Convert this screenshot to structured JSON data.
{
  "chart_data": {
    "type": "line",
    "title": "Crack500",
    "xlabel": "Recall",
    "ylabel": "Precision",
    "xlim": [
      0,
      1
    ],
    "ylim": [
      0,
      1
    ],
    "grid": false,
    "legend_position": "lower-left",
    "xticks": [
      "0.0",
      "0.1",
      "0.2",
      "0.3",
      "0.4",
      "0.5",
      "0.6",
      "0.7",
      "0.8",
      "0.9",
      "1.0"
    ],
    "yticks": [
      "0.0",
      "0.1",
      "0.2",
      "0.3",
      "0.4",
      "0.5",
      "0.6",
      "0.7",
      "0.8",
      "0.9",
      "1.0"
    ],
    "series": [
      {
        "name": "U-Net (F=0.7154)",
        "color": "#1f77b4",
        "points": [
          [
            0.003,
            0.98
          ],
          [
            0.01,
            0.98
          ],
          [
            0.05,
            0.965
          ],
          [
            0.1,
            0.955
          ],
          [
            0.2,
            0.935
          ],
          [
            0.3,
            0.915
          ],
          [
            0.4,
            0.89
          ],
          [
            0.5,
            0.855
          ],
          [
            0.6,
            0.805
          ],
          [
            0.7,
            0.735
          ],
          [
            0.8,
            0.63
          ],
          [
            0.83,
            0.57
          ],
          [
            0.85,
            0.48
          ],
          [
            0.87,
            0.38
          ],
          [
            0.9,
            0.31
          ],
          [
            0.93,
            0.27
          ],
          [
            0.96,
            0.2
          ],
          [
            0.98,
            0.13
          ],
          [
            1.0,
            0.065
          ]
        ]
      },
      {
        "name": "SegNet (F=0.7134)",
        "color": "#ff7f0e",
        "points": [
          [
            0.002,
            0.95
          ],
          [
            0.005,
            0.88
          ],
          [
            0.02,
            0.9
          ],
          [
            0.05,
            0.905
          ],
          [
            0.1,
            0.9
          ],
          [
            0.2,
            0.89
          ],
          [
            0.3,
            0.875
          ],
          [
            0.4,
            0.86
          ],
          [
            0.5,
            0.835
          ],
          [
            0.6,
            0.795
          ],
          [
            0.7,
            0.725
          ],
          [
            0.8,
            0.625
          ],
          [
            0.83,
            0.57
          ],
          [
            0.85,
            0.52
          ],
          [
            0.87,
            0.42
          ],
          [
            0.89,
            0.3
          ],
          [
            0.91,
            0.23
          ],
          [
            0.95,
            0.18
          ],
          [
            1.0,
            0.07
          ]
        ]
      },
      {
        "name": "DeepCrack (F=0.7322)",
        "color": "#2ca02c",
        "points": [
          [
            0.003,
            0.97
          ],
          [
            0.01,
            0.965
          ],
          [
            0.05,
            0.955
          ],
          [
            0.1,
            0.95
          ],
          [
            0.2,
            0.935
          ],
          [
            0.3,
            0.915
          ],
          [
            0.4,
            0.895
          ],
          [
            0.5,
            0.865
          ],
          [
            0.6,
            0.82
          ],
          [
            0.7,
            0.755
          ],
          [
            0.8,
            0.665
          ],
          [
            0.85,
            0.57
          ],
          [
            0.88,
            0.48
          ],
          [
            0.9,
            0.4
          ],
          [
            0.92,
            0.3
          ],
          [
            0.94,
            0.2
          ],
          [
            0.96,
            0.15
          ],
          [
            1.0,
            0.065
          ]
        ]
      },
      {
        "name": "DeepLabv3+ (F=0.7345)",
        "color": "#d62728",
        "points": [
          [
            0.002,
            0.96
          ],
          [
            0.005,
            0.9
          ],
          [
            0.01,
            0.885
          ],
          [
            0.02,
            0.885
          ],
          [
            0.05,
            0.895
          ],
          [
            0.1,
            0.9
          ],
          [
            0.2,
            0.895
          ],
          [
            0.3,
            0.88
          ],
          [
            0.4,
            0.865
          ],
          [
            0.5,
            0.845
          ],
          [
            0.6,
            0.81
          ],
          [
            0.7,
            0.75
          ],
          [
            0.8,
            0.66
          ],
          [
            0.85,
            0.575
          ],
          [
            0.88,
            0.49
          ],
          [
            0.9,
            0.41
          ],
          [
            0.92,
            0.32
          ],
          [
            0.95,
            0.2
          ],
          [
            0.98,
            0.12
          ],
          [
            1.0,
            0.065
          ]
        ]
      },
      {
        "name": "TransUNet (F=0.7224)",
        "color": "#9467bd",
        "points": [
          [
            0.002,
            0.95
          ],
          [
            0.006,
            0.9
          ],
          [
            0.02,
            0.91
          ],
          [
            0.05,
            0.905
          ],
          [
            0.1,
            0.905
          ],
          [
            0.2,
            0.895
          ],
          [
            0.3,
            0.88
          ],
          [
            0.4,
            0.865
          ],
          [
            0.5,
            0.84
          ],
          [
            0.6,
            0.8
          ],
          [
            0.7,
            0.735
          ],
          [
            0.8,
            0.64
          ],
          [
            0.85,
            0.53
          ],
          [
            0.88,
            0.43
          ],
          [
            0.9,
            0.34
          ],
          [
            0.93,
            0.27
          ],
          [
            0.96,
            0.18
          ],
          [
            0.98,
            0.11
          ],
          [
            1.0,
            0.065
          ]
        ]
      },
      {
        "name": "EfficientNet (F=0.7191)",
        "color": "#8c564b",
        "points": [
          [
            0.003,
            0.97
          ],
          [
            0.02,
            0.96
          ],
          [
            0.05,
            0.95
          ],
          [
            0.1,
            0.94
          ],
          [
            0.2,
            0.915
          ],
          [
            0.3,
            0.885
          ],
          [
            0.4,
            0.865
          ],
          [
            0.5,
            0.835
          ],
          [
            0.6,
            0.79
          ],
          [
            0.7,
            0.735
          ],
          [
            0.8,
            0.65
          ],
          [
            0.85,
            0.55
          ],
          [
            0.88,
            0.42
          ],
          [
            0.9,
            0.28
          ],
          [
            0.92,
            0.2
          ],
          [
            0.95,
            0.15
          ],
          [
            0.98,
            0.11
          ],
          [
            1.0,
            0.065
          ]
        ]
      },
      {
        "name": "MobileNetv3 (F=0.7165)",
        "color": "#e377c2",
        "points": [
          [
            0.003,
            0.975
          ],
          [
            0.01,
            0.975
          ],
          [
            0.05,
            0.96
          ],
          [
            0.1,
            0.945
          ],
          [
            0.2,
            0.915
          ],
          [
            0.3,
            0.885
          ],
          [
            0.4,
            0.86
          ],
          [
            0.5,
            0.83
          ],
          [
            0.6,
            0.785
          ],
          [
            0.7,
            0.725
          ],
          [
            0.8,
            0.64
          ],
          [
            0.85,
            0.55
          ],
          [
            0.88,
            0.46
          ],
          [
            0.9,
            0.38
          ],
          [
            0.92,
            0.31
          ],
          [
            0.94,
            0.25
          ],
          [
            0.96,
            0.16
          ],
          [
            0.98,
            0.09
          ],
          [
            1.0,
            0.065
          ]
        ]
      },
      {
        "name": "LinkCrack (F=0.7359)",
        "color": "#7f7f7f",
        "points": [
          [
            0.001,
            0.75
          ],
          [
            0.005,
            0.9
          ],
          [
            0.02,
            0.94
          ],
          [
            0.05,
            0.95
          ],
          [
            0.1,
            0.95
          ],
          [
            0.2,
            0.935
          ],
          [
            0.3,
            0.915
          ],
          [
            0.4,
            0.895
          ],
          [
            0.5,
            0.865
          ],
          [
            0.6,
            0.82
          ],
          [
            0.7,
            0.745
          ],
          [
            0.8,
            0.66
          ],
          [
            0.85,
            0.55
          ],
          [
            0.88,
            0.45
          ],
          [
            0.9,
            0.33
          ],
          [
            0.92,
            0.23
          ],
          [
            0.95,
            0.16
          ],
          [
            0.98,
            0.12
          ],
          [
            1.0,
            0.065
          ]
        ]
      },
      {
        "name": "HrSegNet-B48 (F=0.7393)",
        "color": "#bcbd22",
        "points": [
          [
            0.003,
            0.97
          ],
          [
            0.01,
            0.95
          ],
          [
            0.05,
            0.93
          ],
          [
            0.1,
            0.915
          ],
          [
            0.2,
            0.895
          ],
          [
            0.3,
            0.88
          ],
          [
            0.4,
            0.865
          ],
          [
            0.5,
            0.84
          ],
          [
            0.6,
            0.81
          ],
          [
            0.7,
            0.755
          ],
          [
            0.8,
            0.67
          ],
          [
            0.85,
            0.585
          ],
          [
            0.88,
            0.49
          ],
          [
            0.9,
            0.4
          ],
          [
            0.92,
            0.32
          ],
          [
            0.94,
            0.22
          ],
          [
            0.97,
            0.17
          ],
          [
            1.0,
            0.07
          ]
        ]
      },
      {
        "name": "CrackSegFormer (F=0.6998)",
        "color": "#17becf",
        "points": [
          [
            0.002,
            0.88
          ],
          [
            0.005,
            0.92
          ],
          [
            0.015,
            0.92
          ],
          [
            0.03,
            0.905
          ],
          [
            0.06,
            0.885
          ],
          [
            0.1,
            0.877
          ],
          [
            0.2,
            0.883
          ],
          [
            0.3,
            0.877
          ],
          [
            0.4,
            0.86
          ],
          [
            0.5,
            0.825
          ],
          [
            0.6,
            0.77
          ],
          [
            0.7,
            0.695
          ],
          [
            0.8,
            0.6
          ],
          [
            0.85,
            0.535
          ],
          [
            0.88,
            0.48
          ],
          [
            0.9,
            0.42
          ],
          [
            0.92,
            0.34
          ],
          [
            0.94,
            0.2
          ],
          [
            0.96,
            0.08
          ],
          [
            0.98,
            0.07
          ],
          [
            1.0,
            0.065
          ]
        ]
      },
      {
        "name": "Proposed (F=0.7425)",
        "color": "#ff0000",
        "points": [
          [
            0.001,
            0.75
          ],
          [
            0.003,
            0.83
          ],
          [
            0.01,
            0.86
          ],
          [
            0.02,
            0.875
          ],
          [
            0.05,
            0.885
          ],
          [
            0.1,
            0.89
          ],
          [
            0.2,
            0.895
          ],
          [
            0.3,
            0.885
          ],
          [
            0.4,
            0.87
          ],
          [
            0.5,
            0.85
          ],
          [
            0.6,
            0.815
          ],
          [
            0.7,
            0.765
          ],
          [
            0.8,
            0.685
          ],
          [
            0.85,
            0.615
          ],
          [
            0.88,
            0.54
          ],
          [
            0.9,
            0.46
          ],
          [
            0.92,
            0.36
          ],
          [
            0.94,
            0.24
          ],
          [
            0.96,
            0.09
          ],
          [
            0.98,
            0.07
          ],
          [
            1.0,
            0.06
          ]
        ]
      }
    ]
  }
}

* * * * * * * * *

#### Exercise
Copy each line of the data above that holds "color".

#### Solved problem
        "color": "#1f77b4",
        "color": "#ff7f0e",
        "color": "#2ca02c",
        "color": "#d62728",
        "color": "#9467bd",
        "color": "#8c564b",
        "color": "#e377c2",
        "color": "#7f7f7f",
        "color": "#bcbd22",
        "color": "#17becf",
        "color": "#ff0000",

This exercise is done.